Copy every record below exactly.

**** DATA SUPPLIED ****

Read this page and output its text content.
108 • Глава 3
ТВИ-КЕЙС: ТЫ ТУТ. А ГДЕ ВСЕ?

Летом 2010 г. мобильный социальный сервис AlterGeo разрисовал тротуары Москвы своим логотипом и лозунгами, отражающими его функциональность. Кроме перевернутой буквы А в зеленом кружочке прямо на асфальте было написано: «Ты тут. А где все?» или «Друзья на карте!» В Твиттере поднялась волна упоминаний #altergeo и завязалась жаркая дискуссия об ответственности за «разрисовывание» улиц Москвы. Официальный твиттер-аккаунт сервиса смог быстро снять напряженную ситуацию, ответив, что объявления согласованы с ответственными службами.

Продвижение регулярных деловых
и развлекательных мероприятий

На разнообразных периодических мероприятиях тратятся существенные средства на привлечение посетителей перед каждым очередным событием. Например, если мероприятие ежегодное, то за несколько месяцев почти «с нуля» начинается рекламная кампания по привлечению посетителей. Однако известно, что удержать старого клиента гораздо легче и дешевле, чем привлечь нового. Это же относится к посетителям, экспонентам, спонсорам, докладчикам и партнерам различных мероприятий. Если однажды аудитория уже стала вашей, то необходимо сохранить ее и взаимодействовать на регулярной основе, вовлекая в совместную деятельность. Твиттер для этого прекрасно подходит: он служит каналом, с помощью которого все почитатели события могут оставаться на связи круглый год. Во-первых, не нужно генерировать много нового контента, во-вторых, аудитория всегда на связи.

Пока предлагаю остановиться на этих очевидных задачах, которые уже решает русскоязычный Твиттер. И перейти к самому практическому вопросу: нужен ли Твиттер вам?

****

§ **RESULT FOR THIS EXERCISE**:
Read this page and output its text content.
108 • Глава 3
ТВИ-КЕЙС: ТЫ ТУТ. А ГДЕ ВСЕ?

Летом 2010 г. мобильный социальный сервис AlterGeo разрисовал тротуары Москвы своим логотипом и лозунгами, отражающими его функциональность. Кроме перевернутой буквы А в зеленом кружочке прямо на асфальте было написано: «Ты тут. А где все?» или «Друзья на карте!» В Твиттере поднялась волна упоминаний #altergeo и завязалась жаркая дискуссия об ответственности за «разрисовывание» улиц Москвы. Официальный твиттер-аккаунт сервиса смог быстро снять напряженную ситуацию, ответив, что объявления согласованы с ответственными службами.

Продвижение регулярных деловых
и развлекательных мероприятий

На разнообразных периодических мероприятиях тратятся существенные средства на привлечение посетителей перед каждым очередным событием. Например, если мероприятие ежегодное, то за несколько месяцев почти «с нуля» начинается рекламная кампания по привлечению посетителей. Однако известно, что удержать старого клиента гораздо легче и дешевле, чем привлечь нового. Это же относится к посетителям, экспонентам, спонсорам, докладчикам и партнерам различных мероприятий. Если однажды аудитория уже стала вашей, то необходимо сохранить ее и взаимодействовать на регулярной основе, вовлекая в совместную деятельность. Твиттер для этого прекрасно подходит: он служит каналом, с помощью которого все почитатели события могут оставаться на связи круглый год. Во-первых, не нужно генерировать много нового контента, во-вторых, аудитория всегда на связи.

Пока предлагаю остановиться на этих очевидных задачах, которые уже решает русскоязычный Твиттер. И перейти к самому практическому вопросу: нужен ли Твиттер вам?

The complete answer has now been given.